> [Task details]: Reproduce the complete listing without any deviation.

Records from a collection

◇ ◇ ◇ ◇ ◇ ◇ ◇

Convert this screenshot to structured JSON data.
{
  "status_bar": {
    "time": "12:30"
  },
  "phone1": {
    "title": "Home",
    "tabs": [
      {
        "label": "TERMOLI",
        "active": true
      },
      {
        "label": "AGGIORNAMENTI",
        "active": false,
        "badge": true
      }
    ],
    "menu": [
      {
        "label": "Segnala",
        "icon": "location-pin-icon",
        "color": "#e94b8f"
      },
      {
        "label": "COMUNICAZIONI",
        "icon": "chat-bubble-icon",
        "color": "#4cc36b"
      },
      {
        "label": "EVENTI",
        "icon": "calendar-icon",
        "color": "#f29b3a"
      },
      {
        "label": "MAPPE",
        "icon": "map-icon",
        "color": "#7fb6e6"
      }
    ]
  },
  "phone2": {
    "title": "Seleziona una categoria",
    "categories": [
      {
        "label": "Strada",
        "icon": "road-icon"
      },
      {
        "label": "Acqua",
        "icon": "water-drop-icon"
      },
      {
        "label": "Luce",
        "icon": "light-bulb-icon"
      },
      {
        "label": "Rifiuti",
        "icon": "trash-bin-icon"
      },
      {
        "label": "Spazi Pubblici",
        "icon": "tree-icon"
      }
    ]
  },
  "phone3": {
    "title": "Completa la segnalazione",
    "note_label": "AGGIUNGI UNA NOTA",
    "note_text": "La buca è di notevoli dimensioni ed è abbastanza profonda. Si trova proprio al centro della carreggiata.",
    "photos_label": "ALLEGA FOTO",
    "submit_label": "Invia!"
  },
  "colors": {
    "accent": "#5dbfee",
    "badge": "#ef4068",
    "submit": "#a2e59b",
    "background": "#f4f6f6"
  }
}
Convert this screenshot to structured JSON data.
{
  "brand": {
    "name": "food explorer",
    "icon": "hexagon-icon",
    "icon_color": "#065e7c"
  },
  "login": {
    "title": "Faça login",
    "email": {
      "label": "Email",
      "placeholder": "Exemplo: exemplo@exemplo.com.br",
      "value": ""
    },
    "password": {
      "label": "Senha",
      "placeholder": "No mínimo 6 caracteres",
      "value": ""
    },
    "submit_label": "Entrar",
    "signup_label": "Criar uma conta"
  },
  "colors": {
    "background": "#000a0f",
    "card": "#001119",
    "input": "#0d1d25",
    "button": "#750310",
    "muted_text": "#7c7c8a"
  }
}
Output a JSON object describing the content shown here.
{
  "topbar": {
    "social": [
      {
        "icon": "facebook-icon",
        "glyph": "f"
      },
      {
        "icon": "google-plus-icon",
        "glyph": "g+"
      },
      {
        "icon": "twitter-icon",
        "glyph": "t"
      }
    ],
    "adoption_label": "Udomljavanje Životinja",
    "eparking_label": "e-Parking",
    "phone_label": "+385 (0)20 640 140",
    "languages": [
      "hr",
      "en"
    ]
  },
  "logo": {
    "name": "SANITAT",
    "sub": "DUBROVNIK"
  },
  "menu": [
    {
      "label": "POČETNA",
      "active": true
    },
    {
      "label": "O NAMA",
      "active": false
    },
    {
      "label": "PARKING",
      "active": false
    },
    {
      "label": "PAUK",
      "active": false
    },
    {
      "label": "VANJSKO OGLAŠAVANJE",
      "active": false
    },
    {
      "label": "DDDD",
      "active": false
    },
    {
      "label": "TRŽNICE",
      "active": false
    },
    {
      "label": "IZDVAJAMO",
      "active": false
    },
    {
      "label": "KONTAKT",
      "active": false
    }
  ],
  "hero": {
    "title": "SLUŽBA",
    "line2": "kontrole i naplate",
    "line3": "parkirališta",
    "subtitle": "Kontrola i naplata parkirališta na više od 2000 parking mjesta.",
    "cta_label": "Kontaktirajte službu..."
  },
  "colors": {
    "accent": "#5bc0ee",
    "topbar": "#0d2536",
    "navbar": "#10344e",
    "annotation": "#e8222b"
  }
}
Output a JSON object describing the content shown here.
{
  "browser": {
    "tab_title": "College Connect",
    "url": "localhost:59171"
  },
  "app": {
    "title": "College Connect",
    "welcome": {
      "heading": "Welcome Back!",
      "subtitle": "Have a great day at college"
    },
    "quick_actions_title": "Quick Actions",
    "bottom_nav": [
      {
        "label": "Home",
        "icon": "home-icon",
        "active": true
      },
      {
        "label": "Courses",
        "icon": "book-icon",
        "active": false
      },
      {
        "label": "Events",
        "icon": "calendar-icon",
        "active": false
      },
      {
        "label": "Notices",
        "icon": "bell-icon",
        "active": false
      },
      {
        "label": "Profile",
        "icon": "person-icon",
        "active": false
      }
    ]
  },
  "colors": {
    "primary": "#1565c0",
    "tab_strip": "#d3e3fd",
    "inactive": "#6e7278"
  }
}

◇ ◇ ◇ ◇ ◇ ◇ ◇

> [Written solution]:
Convert this screenshot to structured JSON data.
{
  "status_bar": {
    "time": "12:30"
  },
  "phone1": {
    "title": "Home",
    "tabs": [
      {
        "label": "TERMOLI",
        "active": true
      },
      {
        "label": "AGGIORNAMENTI",
        "active": false,
        "badge": true
      }
    ],
    "menu": [
      {
        "label": "Segnala",
        "icon": "location-pin-icon",
        "color": "#e94b8f"
      },
      {
        "label": "COMUNICAZIONI",
        "icon": "chat-bubble-icon",
        "color": "#4cc36b"
      },
      {
        "label": "EVENTI",
        "icon": "calendar-icon",
        "color": "#f29b3a"
      },
      {
        "label": "MAPPE",
        "icon": "map-icon",
        "color": "#7fb6e6"
      }
    ]
  },
  "phone2": {
    "title": "Seleziona una categoria",
    "categories": [
      {
        "label": "Strada",
        "icon": "road-icon"
      },
      {
        "label": "Acqua",
        "icon": "water-drop-icon"
      },
      {
        "label": "Luce",
        "icon": "light-bulb-icon"
      },
      {
        "label": "Rifiuti",
        "icon": "trash-bin-icon"
      },
      {
        "label": "Spazi Pubblici",
        "icon": "tree-icon"
      }
    ]
  },
  "phone3": {
    "title": "Completa la segnalazione",
    "note_label": "AGGIUNGI UNA NOTA",
    "note_text": "La buca è di notevoli dimensioni ed è abbastanza profonda. Si trova proprio al centro della carreggiata.",
    "photos_label": "ALLEGA FOTO",
    "submit_label": "Invia!"
  },
  "colors": {
    "accent": "#5dbfee",
    "badge": "#ef4068",
    "submit": "#a2e59b",
    "background": "#f4f6f6"
  }
}
Convert this screenshot to structured JSON data.
{
  "brand": {
    "name": "food explorer",
    "icon": "hexagon-icon",
    "icon_color": "#065e7c"
  },
  "login": {
    "title": "Faça login",
    "email": {
      "label": "Email",
      "placeholder": "Exemplo: exemplo@exemplo.com.br",
      "value": ""
    },
    "password": {
      "label": "Senha",
      "placeholder": "No mínimo 6 caracteres",
      "value": ""
    },
    "submit_label": "Entrar",
    "signup_label": "Criar uma conta"
  },
  "colors": {
    "background": "#000a0f",
    "card": "#001119",
    "input": "#0d1d25",
    "button": "#750310",
    "muted_text": "#7c7c8a"
  }
}
Output a JSON object describing the content shown here.
{
  "topbar": {
    "social": [
      {
        "icon": "facebook-icon",
        "glyph": "f"
      },
      {
        "icon": "google-plus-icon",
        "glyph": "g+"
      },
      {
        "icon": "twitter-icon",
        "glyph": "t"
      }
    ],
    "adoption_label": "Udomljavanje Životinja",
    "eparking_label": "e-Parking",
    "phone_label": "+385 (0)20 640 140",
    "languages": [
      "hr",
      "en"
    ]
  },
  "logo": {
    "name": "SANITAT",
    "sub": "DUBROVNIK"
  },
  "menu": [
    {
      "label": "POČETNA",
      "active": true
    },
    {
      "label": "O NAMA",
      "active": false
    },
    {
      "label": "PARKING",
      "active": false
    },
    {
      "label": "PAUK",
      "active": false
    },
    {
      "label": "VANJSKO OGLAŠAVANJE",
      "active": false
    },
    {
      "label": "DDDD",
      "active": false
    },
    {
      "label": "TRŽNICE",
      "active": false
    },
    {
      "label": "IZDVAJAMO",
      "active": false
    },
    {
      "label": "KONTAKT",
      "active": false
    }
  ],
  "hero": {
    "title": "SLUŽBA",
    "line2": "kontrole i naplate",
    "line3": "parkirališta",
    "subtitle": "Kontrola i naplata parkirališta na više od 2000 parking mjesta.",
    "cta_label": "Kontaktirajte službu..."
  },
  "colors": {
    "accent": "#5bc0ee",
    "topbar": "#0d2536",
    "navbar": "#10344e",
    "annotation": "#e8222b"
  }
}
Output a JSON object describing the content shown here.
{
  "browser": {
    "tab_title": "College Connect",
    "url": "localhost:59171"
  },
  "app": {
    "title": "College Connect",
    "welcome": {
      "heading": "Welcome Back!",
      "subtitle": "Have a great day at college"
    },
    "quick_actions_title": "Quick Actions",
    "bottom_nav": [
      {
        "label": "Home",
        "icon": "home-icon",
        "active": true
      },
      {
        "label": "Courses",
        "icon": "book-icon",
        "active": false
      },
      {
        "label": "Events",
        "icon": "calendar-icon",
        "active": false
      },
      {
        "label": "Notices",
        "icon": "bell-icon",
        "active": false
      },
      {
        "label": "Profile",
        "icon": "person-icon",
        "active": false
      }
    ]
  },
  "colors": {
    "primary": "#1565c0",
    "tab_strip": "#d3e3fd",
    "inactive": "#6e7278"
  }
}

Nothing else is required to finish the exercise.